* **Work required**
Each line that contains the string "handle" counts once; report how many such lines appear in the data, as a number only.

* **Stored data entries**

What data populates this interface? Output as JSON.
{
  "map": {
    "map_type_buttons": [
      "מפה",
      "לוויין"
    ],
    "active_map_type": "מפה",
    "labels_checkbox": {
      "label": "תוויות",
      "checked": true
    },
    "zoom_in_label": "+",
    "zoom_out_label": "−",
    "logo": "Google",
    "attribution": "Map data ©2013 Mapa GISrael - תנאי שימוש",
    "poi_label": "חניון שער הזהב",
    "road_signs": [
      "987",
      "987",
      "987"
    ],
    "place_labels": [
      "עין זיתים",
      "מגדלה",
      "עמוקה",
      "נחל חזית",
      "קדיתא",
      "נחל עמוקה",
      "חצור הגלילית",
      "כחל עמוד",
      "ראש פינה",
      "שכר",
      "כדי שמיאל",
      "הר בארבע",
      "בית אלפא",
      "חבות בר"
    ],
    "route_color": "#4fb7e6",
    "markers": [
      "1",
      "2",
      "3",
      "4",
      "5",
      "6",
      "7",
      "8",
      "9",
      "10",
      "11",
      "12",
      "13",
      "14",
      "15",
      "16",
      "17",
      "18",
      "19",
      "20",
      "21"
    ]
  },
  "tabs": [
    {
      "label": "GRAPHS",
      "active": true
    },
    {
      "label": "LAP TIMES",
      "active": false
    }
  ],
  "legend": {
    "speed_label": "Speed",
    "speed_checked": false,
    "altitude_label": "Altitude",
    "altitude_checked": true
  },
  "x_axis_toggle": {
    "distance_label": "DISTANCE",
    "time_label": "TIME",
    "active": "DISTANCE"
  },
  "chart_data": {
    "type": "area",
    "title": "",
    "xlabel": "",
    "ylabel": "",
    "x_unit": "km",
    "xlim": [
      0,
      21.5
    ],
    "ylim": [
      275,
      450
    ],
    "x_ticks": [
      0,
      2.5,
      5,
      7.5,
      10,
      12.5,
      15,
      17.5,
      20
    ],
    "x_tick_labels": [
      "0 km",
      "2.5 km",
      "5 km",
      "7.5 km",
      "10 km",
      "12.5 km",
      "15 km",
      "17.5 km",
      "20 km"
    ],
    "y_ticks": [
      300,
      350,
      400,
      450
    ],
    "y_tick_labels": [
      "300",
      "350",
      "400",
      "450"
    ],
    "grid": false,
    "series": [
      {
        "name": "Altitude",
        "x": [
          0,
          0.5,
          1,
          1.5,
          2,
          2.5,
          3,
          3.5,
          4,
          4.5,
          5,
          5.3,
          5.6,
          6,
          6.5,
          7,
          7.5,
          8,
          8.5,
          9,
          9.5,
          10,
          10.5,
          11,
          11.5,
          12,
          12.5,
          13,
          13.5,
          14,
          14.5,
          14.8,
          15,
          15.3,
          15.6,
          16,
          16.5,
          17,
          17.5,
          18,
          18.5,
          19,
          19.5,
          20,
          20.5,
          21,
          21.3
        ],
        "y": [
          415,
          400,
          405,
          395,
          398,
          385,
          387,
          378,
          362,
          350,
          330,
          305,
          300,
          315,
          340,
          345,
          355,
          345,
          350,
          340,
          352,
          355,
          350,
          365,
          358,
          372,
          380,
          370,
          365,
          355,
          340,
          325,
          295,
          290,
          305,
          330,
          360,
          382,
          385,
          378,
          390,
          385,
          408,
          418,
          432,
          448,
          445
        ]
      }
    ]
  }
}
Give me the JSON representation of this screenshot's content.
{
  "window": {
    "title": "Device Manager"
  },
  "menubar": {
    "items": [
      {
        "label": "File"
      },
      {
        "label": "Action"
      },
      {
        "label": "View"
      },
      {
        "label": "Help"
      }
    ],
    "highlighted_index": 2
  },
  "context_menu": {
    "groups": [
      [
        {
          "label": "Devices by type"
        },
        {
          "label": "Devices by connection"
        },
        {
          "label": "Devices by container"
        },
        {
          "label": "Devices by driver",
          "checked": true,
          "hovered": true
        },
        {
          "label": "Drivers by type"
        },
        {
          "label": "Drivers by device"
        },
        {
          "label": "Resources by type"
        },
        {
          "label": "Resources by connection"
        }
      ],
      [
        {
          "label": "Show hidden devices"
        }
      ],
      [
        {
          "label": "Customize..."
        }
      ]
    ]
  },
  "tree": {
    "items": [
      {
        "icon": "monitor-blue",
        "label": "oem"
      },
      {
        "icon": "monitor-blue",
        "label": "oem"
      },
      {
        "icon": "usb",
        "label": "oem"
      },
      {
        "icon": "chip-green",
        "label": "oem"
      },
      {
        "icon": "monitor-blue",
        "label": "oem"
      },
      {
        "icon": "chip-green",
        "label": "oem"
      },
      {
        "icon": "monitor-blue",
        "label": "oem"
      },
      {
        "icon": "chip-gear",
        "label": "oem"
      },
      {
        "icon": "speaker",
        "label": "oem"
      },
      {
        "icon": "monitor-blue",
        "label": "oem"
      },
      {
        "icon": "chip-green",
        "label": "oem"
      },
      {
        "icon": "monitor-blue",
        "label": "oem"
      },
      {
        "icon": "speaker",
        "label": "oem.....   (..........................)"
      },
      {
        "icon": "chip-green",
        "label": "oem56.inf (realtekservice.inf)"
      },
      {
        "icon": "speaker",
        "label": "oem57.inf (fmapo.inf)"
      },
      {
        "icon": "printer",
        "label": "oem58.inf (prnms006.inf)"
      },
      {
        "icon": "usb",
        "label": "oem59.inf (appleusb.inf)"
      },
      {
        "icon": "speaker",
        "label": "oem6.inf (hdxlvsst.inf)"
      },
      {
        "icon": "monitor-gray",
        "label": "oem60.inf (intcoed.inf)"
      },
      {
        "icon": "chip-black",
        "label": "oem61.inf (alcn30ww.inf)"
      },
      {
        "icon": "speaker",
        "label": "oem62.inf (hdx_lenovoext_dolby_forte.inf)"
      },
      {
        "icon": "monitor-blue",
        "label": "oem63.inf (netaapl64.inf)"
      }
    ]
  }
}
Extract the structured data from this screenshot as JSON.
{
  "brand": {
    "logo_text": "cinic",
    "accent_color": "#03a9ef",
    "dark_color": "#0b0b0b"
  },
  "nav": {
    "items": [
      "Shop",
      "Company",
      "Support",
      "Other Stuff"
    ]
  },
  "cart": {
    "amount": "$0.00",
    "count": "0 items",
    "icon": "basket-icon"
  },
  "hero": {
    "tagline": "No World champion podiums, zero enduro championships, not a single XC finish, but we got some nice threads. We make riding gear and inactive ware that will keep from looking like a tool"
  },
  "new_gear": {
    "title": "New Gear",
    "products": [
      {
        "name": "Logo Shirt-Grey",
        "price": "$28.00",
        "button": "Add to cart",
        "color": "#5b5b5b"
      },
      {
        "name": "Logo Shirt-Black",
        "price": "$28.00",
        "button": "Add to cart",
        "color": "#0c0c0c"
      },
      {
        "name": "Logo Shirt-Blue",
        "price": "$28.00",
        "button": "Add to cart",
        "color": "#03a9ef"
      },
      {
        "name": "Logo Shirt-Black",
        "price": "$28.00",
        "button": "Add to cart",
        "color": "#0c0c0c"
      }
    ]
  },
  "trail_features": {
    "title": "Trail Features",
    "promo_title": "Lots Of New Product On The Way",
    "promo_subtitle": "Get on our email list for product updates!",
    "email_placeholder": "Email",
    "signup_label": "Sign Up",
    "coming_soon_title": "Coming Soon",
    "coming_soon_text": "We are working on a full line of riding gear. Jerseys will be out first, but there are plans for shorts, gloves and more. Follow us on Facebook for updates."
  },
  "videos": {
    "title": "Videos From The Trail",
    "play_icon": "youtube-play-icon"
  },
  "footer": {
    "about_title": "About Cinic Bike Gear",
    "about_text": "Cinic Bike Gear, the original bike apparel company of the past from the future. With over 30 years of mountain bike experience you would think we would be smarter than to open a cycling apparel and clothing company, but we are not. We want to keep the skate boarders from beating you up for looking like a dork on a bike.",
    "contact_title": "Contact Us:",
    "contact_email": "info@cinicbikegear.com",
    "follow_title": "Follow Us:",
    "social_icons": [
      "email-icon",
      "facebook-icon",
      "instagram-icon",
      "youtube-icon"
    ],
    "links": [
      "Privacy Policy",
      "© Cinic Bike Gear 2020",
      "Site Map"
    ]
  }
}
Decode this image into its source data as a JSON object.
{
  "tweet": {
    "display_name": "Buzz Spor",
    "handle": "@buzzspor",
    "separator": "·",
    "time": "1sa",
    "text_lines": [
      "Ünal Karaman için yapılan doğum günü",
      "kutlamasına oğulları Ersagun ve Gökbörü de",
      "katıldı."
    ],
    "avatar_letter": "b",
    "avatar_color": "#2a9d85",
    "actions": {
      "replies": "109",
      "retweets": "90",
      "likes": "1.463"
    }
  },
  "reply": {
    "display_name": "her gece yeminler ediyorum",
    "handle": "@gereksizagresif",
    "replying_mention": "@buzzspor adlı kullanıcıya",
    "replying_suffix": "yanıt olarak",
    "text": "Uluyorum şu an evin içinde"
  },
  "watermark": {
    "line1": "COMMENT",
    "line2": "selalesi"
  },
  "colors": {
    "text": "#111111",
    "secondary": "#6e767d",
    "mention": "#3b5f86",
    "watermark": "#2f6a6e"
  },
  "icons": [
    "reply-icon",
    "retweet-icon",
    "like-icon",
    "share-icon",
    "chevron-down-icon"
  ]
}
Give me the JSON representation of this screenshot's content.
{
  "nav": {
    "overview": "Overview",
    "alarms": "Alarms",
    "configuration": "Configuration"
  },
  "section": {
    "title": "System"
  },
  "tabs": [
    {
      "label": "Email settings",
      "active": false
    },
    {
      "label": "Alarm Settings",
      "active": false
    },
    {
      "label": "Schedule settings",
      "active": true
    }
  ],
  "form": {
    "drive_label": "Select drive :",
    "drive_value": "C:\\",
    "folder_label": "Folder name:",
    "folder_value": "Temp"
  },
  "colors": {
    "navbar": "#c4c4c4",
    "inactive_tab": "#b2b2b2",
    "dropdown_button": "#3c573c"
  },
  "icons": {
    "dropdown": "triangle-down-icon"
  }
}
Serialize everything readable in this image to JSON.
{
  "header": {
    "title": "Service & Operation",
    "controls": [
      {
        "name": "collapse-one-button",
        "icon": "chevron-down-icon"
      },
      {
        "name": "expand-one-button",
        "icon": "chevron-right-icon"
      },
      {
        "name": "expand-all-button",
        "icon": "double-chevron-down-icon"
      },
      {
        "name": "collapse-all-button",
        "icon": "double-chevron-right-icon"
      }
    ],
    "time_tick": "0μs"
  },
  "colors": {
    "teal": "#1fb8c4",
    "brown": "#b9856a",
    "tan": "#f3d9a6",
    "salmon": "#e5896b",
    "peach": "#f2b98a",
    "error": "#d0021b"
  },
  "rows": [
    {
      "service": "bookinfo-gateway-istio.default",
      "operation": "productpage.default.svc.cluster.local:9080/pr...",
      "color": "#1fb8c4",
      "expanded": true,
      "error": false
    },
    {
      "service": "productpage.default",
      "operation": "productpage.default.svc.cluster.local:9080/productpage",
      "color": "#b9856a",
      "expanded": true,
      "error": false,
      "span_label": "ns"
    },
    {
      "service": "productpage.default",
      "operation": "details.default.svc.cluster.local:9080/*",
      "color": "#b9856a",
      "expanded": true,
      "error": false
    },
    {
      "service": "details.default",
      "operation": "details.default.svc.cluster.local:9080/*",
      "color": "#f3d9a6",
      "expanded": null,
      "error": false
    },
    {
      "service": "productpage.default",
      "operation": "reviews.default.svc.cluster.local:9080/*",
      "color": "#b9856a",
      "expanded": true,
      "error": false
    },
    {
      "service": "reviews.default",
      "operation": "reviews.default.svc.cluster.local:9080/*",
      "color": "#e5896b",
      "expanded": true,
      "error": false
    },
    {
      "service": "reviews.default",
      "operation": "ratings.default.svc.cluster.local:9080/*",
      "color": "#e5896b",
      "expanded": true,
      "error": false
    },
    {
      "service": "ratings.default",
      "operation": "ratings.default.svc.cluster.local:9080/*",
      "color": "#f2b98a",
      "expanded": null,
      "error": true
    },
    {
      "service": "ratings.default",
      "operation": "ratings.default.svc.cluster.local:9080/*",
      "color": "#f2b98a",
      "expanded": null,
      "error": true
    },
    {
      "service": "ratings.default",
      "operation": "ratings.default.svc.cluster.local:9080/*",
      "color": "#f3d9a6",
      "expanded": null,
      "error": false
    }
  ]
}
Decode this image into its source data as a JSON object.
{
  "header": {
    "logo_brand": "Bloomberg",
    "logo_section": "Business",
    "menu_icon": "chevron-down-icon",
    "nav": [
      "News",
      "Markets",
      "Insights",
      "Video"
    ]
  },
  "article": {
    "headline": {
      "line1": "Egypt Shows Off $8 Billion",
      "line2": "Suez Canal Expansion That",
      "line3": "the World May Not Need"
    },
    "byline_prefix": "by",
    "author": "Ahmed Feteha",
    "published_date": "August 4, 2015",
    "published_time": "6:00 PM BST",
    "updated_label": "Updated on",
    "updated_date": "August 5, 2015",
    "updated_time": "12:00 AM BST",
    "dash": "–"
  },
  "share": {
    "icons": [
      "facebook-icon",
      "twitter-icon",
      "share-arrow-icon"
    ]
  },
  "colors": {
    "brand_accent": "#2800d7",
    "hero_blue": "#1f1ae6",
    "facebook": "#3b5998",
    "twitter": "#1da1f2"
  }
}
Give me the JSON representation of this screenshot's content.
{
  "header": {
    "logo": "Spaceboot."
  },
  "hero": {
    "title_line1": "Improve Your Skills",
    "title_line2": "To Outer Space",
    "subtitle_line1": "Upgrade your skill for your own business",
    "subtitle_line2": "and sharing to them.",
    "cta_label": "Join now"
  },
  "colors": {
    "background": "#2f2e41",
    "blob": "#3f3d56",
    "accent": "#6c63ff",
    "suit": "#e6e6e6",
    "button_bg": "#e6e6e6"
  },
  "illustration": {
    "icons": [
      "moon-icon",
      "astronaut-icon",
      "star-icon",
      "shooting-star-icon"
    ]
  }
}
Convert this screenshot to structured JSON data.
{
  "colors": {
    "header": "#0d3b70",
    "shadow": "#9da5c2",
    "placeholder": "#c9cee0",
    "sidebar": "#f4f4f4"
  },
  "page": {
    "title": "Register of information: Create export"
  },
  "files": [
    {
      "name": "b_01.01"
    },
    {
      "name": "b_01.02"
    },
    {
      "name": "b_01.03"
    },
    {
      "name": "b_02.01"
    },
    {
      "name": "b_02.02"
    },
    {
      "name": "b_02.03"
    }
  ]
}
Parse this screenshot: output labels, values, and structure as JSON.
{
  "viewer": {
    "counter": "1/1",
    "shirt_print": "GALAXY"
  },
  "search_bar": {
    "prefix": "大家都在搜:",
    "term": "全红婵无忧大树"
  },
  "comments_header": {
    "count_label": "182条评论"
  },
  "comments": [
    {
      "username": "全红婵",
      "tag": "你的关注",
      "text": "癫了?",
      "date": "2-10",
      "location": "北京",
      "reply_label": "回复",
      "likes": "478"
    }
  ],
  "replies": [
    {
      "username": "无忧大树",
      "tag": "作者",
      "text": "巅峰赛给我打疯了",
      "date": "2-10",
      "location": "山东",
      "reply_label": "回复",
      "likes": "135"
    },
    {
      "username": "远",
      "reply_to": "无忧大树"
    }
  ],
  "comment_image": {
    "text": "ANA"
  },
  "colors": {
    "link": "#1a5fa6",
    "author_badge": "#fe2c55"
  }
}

* **Exercise result**
2